Exercise description:
Reproduce each line exactly.

%%

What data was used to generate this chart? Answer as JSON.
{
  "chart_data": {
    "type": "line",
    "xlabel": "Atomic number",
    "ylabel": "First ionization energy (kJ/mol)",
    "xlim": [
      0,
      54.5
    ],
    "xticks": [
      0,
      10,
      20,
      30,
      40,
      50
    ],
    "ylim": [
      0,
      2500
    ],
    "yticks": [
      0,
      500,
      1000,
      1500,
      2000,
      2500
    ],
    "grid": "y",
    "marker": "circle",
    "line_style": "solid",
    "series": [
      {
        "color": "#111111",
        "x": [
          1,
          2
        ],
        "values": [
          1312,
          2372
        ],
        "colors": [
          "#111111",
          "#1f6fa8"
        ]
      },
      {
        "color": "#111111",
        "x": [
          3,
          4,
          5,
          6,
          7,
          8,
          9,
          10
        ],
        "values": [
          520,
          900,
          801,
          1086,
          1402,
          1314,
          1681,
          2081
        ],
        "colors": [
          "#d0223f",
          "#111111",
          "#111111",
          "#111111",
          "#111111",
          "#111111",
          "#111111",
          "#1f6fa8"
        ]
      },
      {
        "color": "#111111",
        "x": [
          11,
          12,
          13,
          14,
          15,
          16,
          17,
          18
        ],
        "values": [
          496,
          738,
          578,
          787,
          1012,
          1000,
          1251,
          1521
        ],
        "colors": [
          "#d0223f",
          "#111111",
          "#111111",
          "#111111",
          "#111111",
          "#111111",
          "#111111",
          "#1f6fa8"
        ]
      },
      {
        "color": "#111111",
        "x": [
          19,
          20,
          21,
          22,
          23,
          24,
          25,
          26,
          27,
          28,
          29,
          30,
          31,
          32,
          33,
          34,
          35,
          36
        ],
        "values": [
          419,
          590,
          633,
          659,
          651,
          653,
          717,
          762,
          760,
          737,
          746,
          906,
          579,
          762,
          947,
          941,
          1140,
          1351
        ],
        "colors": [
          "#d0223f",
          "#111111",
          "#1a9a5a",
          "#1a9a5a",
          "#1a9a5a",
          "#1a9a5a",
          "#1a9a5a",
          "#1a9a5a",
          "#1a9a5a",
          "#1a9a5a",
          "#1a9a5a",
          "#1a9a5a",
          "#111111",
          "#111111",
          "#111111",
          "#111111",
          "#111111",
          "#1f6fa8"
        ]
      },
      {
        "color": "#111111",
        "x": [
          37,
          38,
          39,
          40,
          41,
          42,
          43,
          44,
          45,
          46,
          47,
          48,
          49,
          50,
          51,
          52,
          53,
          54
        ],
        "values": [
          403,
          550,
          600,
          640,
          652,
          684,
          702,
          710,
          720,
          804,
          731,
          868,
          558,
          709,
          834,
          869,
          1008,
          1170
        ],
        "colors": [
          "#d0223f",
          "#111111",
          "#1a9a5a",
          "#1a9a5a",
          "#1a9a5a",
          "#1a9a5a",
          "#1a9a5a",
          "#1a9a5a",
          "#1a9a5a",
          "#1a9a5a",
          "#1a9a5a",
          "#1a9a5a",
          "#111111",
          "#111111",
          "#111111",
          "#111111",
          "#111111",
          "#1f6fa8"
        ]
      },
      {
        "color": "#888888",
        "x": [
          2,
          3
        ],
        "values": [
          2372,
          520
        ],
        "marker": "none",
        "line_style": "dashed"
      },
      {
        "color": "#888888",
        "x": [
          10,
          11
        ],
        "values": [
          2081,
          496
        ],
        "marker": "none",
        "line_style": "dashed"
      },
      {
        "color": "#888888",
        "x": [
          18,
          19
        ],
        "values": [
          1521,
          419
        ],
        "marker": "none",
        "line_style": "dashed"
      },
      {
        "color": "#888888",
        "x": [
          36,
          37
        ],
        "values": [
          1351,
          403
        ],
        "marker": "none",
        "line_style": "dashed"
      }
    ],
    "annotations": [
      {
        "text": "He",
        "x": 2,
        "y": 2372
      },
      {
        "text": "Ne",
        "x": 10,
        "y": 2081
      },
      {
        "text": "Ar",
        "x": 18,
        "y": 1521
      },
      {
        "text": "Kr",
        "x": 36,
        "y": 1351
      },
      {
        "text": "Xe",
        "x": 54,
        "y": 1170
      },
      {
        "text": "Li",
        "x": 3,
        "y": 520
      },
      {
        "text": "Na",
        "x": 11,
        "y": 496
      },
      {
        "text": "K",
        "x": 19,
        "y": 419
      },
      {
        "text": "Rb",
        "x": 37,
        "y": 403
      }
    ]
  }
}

%%

Reply to the task:
What data was used to generate this chart? Answer as JSON.
{
  "chart_data": {
    "type": "line",
    "xlabel": "Atomic number",
    "ylabel": "First ionization energy (kJ/mol)",
    "xlim": [
      0,
      54.5
    ],
    "xticks": [
      0,
      10,
      20,
      30,
      40,
      50
    ],
    "ylim": [
      0,
      2500
    ],
    "yticks": [
      0,
      500,
      1000,
      1500,
      2000,
      2500
    ],
    "grid": "y",
    "marker": "circle",
    "line_style": "solid",
    "series": [
      {
        "color": "#111111",
        "x": [
          1,
          2
        ],
        "values": [
          1312,
          2372
        ],
        "colors": [
          "#111111",
          "#1f6fa8"
        ]
      },
      {
        "color": "#111111",
        "x": [
          3,
          4,
          5,
          6,
          7,
          8,
          9,
          10
        ],
        "values": [
          520,
          900,
          801,
          1086,
          1402,
          1314,
          1681,
          2081
        ],
        "colors": [
          "#d0223f",
          "#111111",
          "#111111",
          "#111111",
          "#111111",
          "#111111",
          "#111111",
          "#1f6fa8"
        ]
      },
      {
        "color": "#111111",
        "x": [
          11,
          12,
          13,
          14,
          15,
          16,
          17,
          18
        ],
        "values": [
          496,
          738,
          578,
          787,
          1012,
          1000,
          1251,
          1521
        ],
        "colors": [
          "#d0223f",
          "#111111",
          "#111111",
          "#111111",
          "#111111",
          "#111111",
          "#111111",
          "#1f6fa8"
        ]
      },
      {
        "color": "#111111",
        "x": [
          19,
          20,
          21,
          22,
          23,
          24,
          25,
          26,
          27,
          28,
          29,
          30,
          31,
          32,
          33,
          34,
          35,
          36
        ],
        "values": [
          419,
          590,
          633,
          659,
          651,
          653,
          717,
          762,
          760,
          737,
          746,
          906,
          579,
          762,
          947,
          941,
          1140,
          1351
        ],
        "colors": [
          "#d0223f",
          "#111111",
          "#1a9a5a",
          "#1a9a5a",
          "#1a9a5a",
          "#1a9a5a",
          "#1a9a5a",
          "#1a9a5a",
          "#1a9a5a",
          "#1a9a5a",
          "#1a9a5a",
          "#1a9a5a",
          "#111111",
          "#111111",
          "#111111",
          "#111111",
          "#111111",
          "#1f6fa8"
        ]
      },
      {
        "color": "#111111",
        "x": [
          37,
          38,
          39,
          40,
          41,
          42,
          43,
          44,
          45,
          46,
          47,
          48,
          49,
          50,
          51,
          52,
          53,
          54
        ],
        "values": [
          403,
          550,
          600,
          640,
          652,
          684,
          702,
          710,
          720,
          804,
          731,
          868,
          558,
          709,
          834,
          869,
          1008,
          1170
        ],
        "colors": [
          "#d0223f",
          "#111111",
          "#1a9a5a",
          "#1a9a5a",
          "#1a9a5a",
          "#1a9a5a",
          "#1a9a5a",
          "#1a9a5a",
          "#1a9a5a",
          "#1a9a5a",
          "#1a9a5a",
          "#1a9a5a",
          "#111111",
          "#111111",
          "#111111",
          "#111111",
          "#111111",
          "#1f6fa8"
        ]
      },
      {
        "color": "#888888",
        "x": [
          2,
          3
        ],
        "values": [
          2372,
          520
        ],
        "marker": "none",
        "line_style": "dashed"
      },
      {
        "color": "#888888",
        "x": [
          10,
          11
        ],
        "values": [
          2081,
          496
        ],
        "marker": "none",
        "line_style": "dashed"
      },
      {
        "color": "#888888",
        "x": [
          18,
          19
        ],
        "values": [
          1521,
          419
        ],
        "marker": "none",
        "line_style": "dashed"
      },
      {
        "color": "#888888",
        "x": [
          36,
          37
        ],
        "values": [
          1351,
          403
        ],
        "marker": "none",
        "line_style": "dashed"
      }
    ],
    "annotations": [
      {
        "text": "He",
        "x": 2,
        "y": 2372
      },
      {
        "text": "Ne",
        "x": 10,
        "y": 2081
      },
      {
        "text": "Ar",
        "x": 18,
        "y": 1521
      },
      {
        "text": "Kr",
        "x": 36,
        "y": 1351
      },
      {
        "text": "Xe",
        "x": 54,
        "y": 1170
      },
      {
        "text": "Li",
        "x": 3,
        "y": 520
      },
      {
        "text": "Na",
        "x": 11,
        "y": 496
      },
      {
        "text": "K",
        "x": 19,
        "y": 419
      },
      {
        "text": "Rb",
        "x": 37,
        "y": 403
      }
    ]
  }
}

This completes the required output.